### Short exercise
Reproduce the following listing line for line, leaving out the pictures.

——

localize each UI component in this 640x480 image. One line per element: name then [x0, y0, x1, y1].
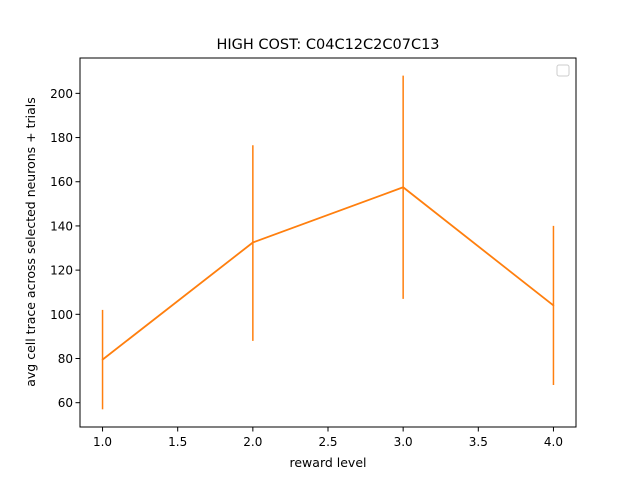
data-point	[252, 241, 254, 244]
series-line	[101, 186, 555, 361]
y-tick-label: 100	[50, 308, 73, 322]
legend-box	[556, 64, 570, 77]
x-tick-label: 2.5	[318, 435, 337, 449]
data-point	[101, 358, 104, 361]
x-tick-label: 3.0	[394, 435, 413, 449]
x-tick-label: 4.0	[544, 435, 563, 449]
x-tick-label: 2.0	[243, 435, 262, 449]
y-tick-label: 60	[58, 396, 73, 410]
axes: 1.0 1.5 2.0 2.5 3.0 3.5 4.0 60 80 100 120 140 160 180…	[50, 57, 577, 449]
y-tick-label: 160	[50, 175, 73, 189]
y-tick-label: 120	[50, 264, 73, 278]
y-tick-label: 200	[50, 87, 73, 101]
y-tick-label: 80	[58, 352, 73, 366]
x-tick-label: 3.5	[469, 435, 488, 449]
x-tick-label: 1.5	[168, 435, 187, 449]
chart-title: HIGH COST: C04C12C2C07C13	[216, 37, 439, 53]
y-tick-label: 180	[50, 131, 73, 145]
x-tick-label: 1.0	[93, 435, 112, 449]
y-tick-label: 140	[50, 219, 73, 233]
y-axis-label: avg cell trace across selected neurons +…	[23, 97, 38, 387]
plot-area	[101, 75, 555, 410]
data-point	[552, 304, 555, 307]
x-axis-label: reward level	[290, 455, 367, 470]
data-point	[402, 186, 404, 189]
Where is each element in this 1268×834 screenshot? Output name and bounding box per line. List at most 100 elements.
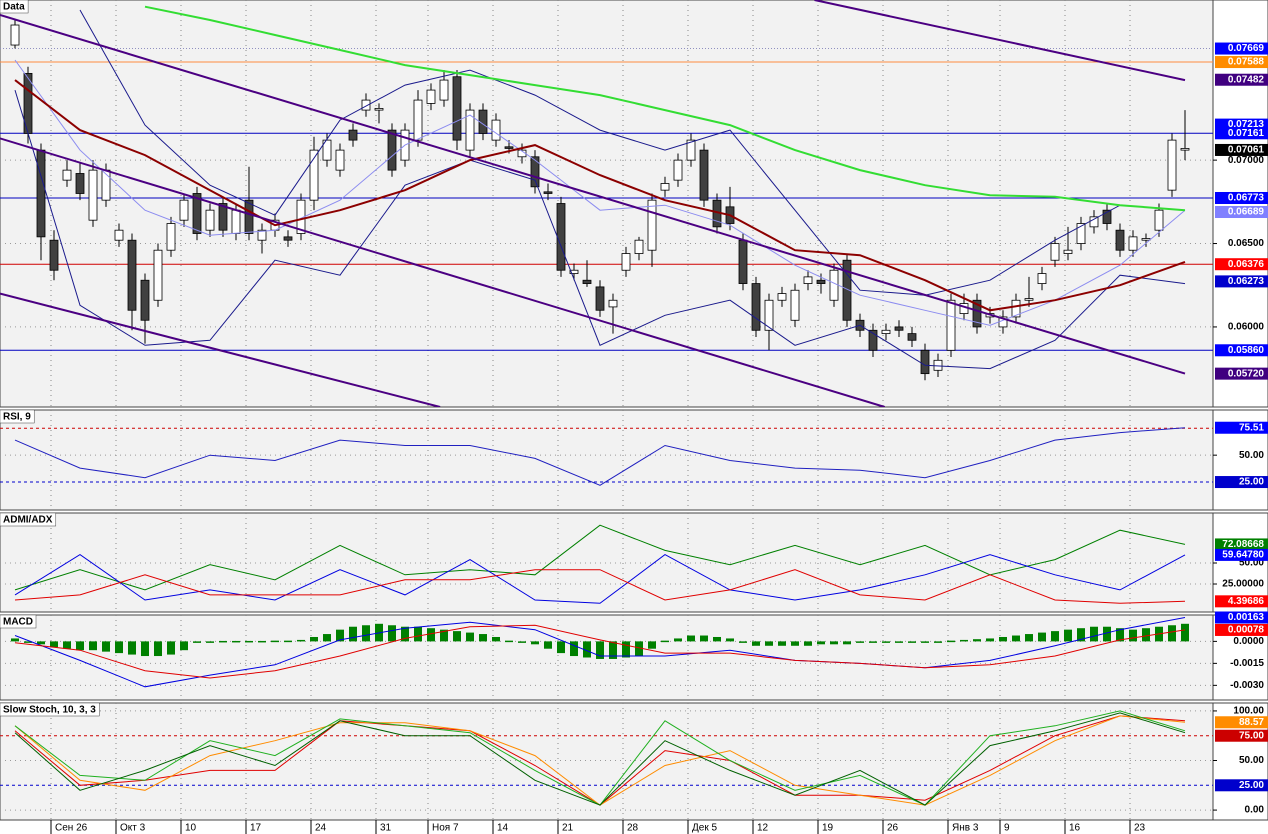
y-tick-label: 50.00 — [1239, 755, 1264, 766]
x-tick-label: Окт 3 — [120, 823, 146, 834]
histogram-bar — [1168, 625, 1176, 642]
histogram-bar — [557, 641, 565, 654]
candle-body — [140, 279, 150, 321]
candle-body — [1024, 298, 1034, 301]
candle-body — [673, 159, 683, 181]
histogram-bar — [284, 640, 292, 643]
candle-body — [374, 108, 384, 111]
candle-body — [1102, 209, 1112, 224]
histogram-bar — [856, 641, 864, 643]
candle-body — [530, 156, 540, 188]
histogram-bar — [947, 640, 955, 643]
x-tick-label: 26 — [887, 823, 899, 834]
histogram-bar — [167, 641, 175, 655]
candle-body — [1037, 273, 1047, 284]
candle-body — [634, 239, 644, 254]
histogram-bar — [1064, 629, 1072, 642]
histogram-bar — [206, 641, 214, 643]
indicator-line — [144, 5, 1186, 212]
histogram-bar — [219, 640, 227, 643]
candle-body — [75, 173, 85, 194]
histogram-bar — [609, 641, 617, 659]
value-label-box — [1215, 611, 1268, 624]
histogram-bar — [895, 641, 903, 643]
histogram-bar — [1129, 629, 1137, 642]
histogram-bar — [739, 641, 747, 643]
candle-body — [491, 119, 501, 141]
value-label-box — [1215, 275, 1268, 288]
value-label: 75.51 — [1239, 422, 1264, 433]
histogram-bar — [687, 635, 695, 642]
candle-body — [881, 329, 891, 335]
candle-body — [465, 109, 475, 151]
y-tick-label: -0.0015 — [1230, 658, 1264, 669]
value-label-box — [1215, 258, 1268, 271]
histogram-bar — [336, 629, 344, 642]
histogram-bar — [960, 639, 968, 642]
candle-body — [88, 169, 98, 221]
histogram-bar — [934, 641, 942, 643]
histogram-bar — [778, 641, 786, 646]
value-label-box — [1215, 143, 1268, 156]
candle-body — [621, 253, 631, 271]
x-tick-label: 10 — [185, 823, 197, 834]
histogram-bar — [570, 641, 578, 657]
value-label-box — [1215, 206, 1268, 219]
candle-body — [114, 229, 124, 241]
candle-body — [920, 349, 930, 375]
panel-title-box — [0, 512, 57, 527]
histogram-bar — [804, 641, 812, 646]
candle-body — [738, 239, 748, 284]
candle-body — [10, 24, 20, 46]
candle-body — [218, 203, 228, 231]
histogram-bar — [141, 641, 149, 657]
x-tick-label: 16 — [1069, 823, 1081, 834]
histogram-bar — [232, 640, 240, 643]
histogram-bar — [271, 640, 279, 643]
candle-body — [452, 76, 462, 141]
histogram-bar — [1051, 631, 1059, 642]
candle-body — [335, 149, 345, 171]
candle-body — [244, 199, 254, 234]
histogram-bar — [1116, 628, 1124, 642]
level-label-box — [1215, 779, 1268, 792]
histogram-bar — [700, 635, 708, 642]
histogram-bar — [1090, 626, 1098, 642]
indicator-line — [14, 624, 1186, 679]
candle-body — [49, 239, 59, 271]
histogram-bar — [89, 641, 97, 651]
candle-body — [686, 139, 696, 161]
y-tick-label: 50.00 — [1239, 558, 1264, 569]
indicator-line — [14, 89, 1186, 370]
histogram-bar — [635, 641, 643, 657]
histogram-bar — [466, 632, 474, 642]
candle-body — [1154, 209, 1164, 231]
candle-body — [647, 199, 657, 251]
value-label-box — [1215, 548, 1268, 561]
candle-body — [790, 289, 800, 321]
panel-title: RSI, 9 — [3, 412, 31, 423]
value-label: 4.39686 — [1228, 596, 1265, 607]
histogram-bar — [1103, 626, 1111, 642]
value-label-box — [1215, 127, 1268, 140]
panel-title: Data — [3, 2, 25, 13]
candle-body — [166, 223, 176, 251]
histogram-bar — [882, 641, 890, 643]
indicator-line — [14, 712, 1186, 806]
histogram-bar — [544, 641, 552, 649]
y-tick-label: 0.06500 — [1228, 238, 1265, 249]
histogram-bar — [817, 641, 825, 645]
candle-body — [205, 209, 215, 231]
indicator-line — [14, 79, 1186, 312]
level-label-box — [1215, 729, 1268, 742]
value-label-box — [1215, 56, 1268, 69]
value-label-box — [1215, 623, 1268, 636]
candle-body — [413, 99, 423, 141]
value-label-box — [1215, 42, 1268, 55]
panel — [0, 703, 1213, 820]
indicator-line — [79, 9, 1186, 296]
candle-body — [582, 279, 592, 284]
candle-body — [764, 299, 774, 331]
candle-body — [608, 299, 618, 308]
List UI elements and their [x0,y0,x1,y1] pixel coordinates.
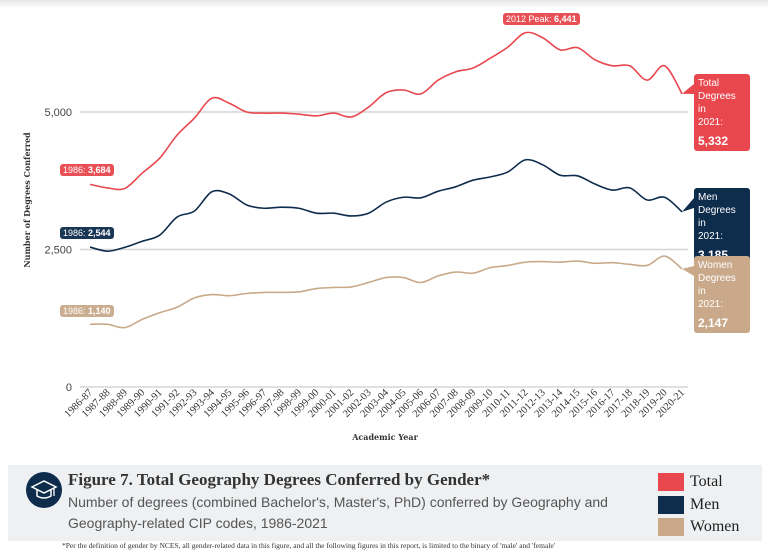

——

### Correct answer
localize each UI component in this 640x480 image. One line per element: name then [x0, y0, x1, y1].
data-point	[252, 241, 254, 244]
series-line	[101, 186, 555, 361]
y-tick-label: 100	[50, 308, 73, 322]
legend-box	[556, 64, 570, 77]
x-tick-label: 2.5	[318, 435, 337, 449]
data-point	[101, 358, 104, 361]
x-tick-label: 3.0	[394, 435, 413, 449]
x-tick-label: 4.0	[544, 435, 563, 449]
x-tick-label: 2.0	[243, 435, 262, 449]
y-tick-label: 60	[58, 396, 73, 410]
axes: 1.0 1.5 2.0 2.5 3.0 3.5 4.0 60 80 100 120 140 160 180…	[50, 57, 577, 449]
y-tick-label: 160	[50, 175, 73, 189]
y-tick-label: 120	[50, 264, 73, 278]
y-tick-label: 200	[50, 87, 73, 101]
y-tick-label: 80	[58, 352, 73, 366]
x-tick-label: 3.5	[469, 435, 488, 449]
x-tick-label: 1.5	[168, 435, 187, 449]
chart-title: HIGH COST: C04C12C2C07C13	[216, 37, 439, 53]
y-tick-label: 180	[50, 131, 73, 145]
x-tick-label: 1.0	[93, 435, 112, 449]
y-tick-label: 140	[50, 219, 73, 233]
y-axis-label: avg cell trace across selected neurons +…	[23, 97, 38, 387]
plot-area	[101, 75, 555, 410]
data-point	[552, 304, 555, 307]
x-axis-label: reward level	[290, 455, 367, 470]
data-point	[402, 186, 404, 189]
Where is each element in this 1268×834 screenshot? Output name and bounding box per line. List at most 100 elements.
y-tick-label: 50.00 — [1239, 755, 1264, 766]
x-tick-label: Окт 3 — [120, 823, 146, 834]
histogram-bar — [1168, 625, 1176, 642]
histogram-bar — [557, 641, 565, 654]
candle-body — [140, 279, 150, 321]
candle-body — [1024, 298, 1034, 301]
candle-body — [673, 159, 683, 181]
histogram-bar — [284, 640, 292, 643]
candle-body — [374, 108, 384, 111]
candle-body — [1102, 209, 1112, 224]
histogram-bar — [856, 641, 864, 643]
candle-body — [530, 156, 540, 188]
histogram-bar — [947, 640, 955, 643]
x-tick-label: 26 — [887, 823, 899, 834]
histogram-bar — [167, 641, 175, 655]
candle-body — [1037, 273, 1047, 284]
candle-body — [634, 239, 644, 254]
histogram-bar — [1064, 629, 1072, 642]
histogram-bar — [206, 641, 214, 643]
indicator-line — [144, 5, 1186, 212]
histogram-bar — [219, 640, 227, 643]
candle-body — [75, 173, 85, 194]
histogram-bar — [609, 641, 617, 659]
value-label-box — [1215, 611, 1268, 624]
histogram-bar — [895, 641, 903, 643]
histogram-bar — [1129, 629, 1137, 642]
histogram-bar — [739, 641, 747, 643]
candle-body — [491, 119, 501, 141]
value-label-box — [1215, 275, 1268, 288]
value-label: 75.51 — [1239, 422, 1264, 433]
histogram-bar — [687, 635, 695, 642]
candle-body — [881, 329, 891, 335]
candle-body — [465, 109, 475, 151]
y-tick-label: -0.0015 — [1230, 658, 1264, 669]
value-label-box — [1215, 258, 1268, 271]
histogram-bar — [336, 629, 344, 642]
histogram-bar — [960, 639, 968, 642]
candle-body — [88, 169, 98, 221]
histogram-bar — [934, 641, 942, 643]
histogram-bar — [778, 641, 786, 646]
value-label-box — [1215, 143, 1268, 156]
candle-body — [621, 253, 631, 271]
x-tick-label: 10 — [185, 823, 197, 834]
histogram-bar — [570, 641, 578, 657]
value-label-box — [1215, 206, 1268, 219]
candle-body — [114, 229, 124, 241]
candle-body — [920, 349, 930, 375]
panel-title-box — [0, 512, 57, 527]
histogram-bar — [804, 641, 812, 646]
candle-body — [738, 239, 748, 284]
candle-body — [10, 24, 20, 46]
candle-body — [218, 203, 228, 231]
histogram-bar — [141, 641, 149, 657]
x-tick-label: 16 — [1069, 823, 1081, 834]
histogram-bar — [232, 640, 240, 643]
histogram-bar — [271, 640, 279, 643]
candle-body — [452, 76, 462, 141]
histogram-bar — [1051, 631, 1059, 642]
candle-body — [335, 149, 345, 171]
candle-body — [244, 199, 254, 234]
histogram-bar — [1116, 628, 1124, 642]
level-label-box — [1215, 779, 1268, 792]
histogram-bar — [700, 635, 708, 642]
histogram-bar — [1090, 626, 1098, 642]
indicator-line — [14, 624, 1186, 679]
candle-body — [49, 239, 59, 271]
histogram-bar — [89, 641, 97, 651]
candle-body — [686, 139, 696, 161]
y-tick-label: 50.00 — [1239, 558, 1264, 569]
indicator-line — [14, 89, 1186, 370]
histogram-bar — [635, 641, 643, 657]
histogram-bar — [466, 632, 474, 642]
candle-body — [1154, 209, 1164, 231]
candle-body — [647, 199, 657, 251]
value-label-box — [1215, 548, 1268, 561]
candle-body — [790, 289, 800, 321]
panel-title: RSI, 9 — [3, 412, 31, 423]
value-label: 4.39686 — [1228, 596, 1265, 607]
histogram-bar — [1103, 626, 1111, 642]
value-label-box — [1215, 127, 1268, 140]
panel-title: Data — [3, 2, 25, 13]
candle-body — [166, 223, 176, 251]
histogram-bar — [882, 641, 890, 643]
indicator-line — [14, 712, 1186, 806]
histogram-bar — [544, 641, 552, 649]
y-tick-label: 0.06500 — [1228, 238, 1265, 249]
histogram-bar — [817, 641, 825, 645]
candle-body — [205, 209, 215, 231]
indicator-line — [14, 79, 1186, 312]
level-label-box — [1215, 729, 1268, 742]
value-label-box — [1215, 56, 1268, 69]
value-label-box — [1215, 623, 1268, 636]
candle-body — [413, 99, 423, 141]
value-label-box — [1215, 42, 1268, 55]
panel — [0, 703, 1213, 820]
indicator-line — [79, 9, 1186, 296]
candle-body — [582, 279, 592, 284]
candle-body — [764, 299, 774, 331]
candle-body — [608, 299, 618, 308]
List UI elements and their [x0,y0,x1,y1] pixel coordinates.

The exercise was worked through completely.